Collection entries:

········

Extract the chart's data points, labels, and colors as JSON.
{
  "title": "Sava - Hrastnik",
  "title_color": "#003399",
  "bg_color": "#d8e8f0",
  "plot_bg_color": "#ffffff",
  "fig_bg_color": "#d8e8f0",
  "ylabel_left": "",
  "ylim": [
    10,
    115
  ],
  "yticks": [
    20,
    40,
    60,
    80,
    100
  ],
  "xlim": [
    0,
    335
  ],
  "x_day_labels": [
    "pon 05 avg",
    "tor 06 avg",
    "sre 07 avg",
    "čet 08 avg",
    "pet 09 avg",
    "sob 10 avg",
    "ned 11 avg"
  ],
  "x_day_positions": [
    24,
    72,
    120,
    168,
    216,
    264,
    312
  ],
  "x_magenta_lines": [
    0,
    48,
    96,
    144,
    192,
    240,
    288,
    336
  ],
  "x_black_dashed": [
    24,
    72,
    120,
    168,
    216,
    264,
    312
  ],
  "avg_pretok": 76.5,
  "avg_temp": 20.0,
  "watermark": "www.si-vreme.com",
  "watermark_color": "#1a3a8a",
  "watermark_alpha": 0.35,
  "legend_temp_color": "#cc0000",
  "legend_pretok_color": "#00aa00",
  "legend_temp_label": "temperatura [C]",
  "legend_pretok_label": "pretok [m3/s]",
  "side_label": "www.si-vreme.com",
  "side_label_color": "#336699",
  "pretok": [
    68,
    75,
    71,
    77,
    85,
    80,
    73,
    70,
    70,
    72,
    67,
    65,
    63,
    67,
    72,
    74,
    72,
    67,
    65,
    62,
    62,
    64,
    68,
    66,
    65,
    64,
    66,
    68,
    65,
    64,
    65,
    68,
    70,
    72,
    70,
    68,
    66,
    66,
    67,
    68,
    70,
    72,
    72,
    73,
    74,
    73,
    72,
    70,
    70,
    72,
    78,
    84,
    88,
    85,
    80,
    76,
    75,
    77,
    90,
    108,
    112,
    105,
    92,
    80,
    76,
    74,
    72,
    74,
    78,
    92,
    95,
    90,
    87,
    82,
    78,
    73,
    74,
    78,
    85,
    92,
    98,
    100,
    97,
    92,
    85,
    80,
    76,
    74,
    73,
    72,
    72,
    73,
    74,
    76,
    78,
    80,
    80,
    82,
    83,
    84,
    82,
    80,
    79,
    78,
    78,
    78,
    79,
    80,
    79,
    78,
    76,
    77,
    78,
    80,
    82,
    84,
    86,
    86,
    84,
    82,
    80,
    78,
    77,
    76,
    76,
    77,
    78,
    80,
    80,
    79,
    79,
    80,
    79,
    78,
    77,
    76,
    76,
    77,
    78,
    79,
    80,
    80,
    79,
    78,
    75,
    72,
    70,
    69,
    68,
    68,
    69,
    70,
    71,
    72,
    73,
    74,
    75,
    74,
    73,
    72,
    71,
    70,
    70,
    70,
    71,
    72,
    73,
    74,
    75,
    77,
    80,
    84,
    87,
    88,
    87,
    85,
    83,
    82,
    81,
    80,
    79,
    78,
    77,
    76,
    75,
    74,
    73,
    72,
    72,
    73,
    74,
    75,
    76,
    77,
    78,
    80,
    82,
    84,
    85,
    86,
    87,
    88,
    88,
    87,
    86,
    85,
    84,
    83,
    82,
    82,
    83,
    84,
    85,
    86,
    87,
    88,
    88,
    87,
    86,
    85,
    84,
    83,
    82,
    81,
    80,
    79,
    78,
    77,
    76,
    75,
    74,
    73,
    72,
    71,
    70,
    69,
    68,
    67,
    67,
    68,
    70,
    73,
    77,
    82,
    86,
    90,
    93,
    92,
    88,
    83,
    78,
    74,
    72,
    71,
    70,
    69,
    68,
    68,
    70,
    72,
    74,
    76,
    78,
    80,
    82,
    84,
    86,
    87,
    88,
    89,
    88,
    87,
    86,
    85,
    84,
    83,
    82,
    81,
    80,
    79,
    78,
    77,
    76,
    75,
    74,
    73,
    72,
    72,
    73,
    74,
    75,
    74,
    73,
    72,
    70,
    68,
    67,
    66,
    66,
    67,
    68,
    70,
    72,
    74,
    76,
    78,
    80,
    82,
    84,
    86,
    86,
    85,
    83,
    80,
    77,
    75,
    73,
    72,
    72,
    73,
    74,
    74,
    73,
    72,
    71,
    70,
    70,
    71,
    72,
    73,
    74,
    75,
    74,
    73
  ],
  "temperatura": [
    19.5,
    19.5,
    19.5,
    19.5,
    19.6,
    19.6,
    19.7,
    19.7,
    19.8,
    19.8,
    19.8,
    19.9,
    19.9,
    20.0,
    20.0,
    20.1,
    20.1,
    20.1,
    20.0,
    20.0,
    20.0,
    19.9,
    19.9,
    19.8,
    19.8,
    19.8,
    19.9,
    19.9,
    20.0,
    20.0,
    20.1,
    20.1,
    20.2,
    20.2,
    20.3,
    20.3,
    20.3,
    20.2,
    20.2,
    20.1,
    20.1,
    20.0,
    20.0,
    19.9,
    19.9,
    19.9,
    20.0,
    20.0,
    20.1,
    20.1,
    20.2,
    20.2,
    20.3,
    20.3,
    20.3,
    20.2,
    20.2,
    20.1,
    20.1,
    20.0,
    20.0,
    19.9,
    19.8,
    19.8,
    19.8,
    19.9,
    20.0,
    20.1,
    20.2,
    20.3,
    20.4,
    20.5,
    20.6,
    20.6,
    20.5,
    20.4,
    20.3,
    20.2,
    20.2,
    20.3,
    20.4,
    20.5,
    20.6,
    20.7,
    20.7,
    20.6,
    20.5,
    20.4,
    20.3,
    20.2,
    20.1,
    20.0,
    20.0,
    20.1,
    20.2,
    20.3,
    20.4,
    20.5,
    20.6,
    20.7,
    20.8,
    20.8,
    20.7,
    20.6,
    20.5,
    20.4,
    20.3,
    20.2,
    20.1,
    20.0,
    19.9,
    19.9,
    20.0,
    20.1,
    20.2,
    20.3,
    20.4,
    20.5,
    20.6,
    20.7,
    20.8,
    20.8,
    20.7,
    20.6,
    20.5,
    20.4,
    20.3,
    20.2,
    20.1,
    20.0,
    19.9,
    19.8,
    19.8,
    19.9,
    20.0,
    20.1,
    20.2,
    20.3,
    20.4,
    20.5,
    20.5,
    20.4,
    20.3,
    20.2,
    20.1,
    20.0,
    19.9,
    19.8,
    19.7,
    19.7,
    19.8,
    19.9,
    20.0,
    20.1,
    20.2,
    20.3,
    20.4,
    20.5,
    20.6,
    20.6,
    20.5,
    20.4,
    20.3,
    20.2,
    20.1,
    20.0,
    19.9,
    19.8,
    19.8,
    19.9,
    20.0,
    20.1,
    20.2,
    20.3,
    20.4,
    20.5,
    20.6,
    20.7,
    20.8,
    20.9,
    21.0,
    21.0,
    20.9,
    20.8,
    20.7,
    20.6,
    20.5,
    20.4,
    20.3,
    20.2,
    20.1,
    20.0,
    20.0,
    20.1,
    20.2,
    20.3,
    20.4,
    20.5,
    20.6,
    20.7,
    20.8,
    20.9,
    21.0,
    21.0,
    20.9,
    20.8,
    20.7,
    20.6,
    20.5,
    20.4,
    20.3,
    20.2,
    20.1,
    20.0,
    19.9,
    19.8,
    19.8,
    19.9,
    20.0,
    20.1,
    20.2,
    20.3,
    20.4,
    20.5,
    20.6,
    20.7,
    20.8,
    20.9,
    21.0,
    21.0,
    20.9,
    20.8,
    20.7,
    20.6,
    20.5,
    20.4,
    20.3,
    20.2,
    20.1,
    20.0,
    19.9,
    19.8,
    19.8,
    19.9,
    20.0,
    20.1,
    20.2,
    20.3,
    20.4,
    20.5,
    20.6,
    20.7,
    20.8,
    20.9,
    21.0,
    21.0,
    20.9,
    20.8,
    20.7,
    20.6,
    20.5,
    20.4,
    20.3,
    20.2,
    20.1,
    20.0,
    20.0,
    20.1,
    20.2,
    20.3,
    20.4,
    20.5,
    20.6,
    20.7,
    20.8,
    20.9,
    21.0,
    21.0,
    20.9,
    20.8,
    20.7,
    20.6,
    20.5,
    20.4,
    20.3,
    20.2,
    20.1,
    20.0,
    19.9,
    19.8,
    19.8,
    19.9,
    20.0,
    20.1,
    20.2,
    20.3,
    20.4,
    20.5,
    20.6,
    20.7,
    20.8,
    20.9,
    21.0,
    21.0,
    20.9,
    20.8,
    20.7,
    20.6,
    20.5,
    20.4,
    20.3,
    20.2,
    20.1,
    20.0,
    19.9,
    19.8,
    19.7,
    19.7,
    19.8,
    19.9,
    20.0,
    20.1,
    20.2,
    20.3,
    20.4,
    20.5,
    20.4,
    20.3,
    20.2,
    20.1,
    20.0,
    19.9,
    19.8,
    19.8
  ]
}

········

**DIRECTION:**
Looking back at the lines above, state how many contain the word "vreme", and supply nothing besides the number.

**RESULT OF THIS EXERCISE:**
2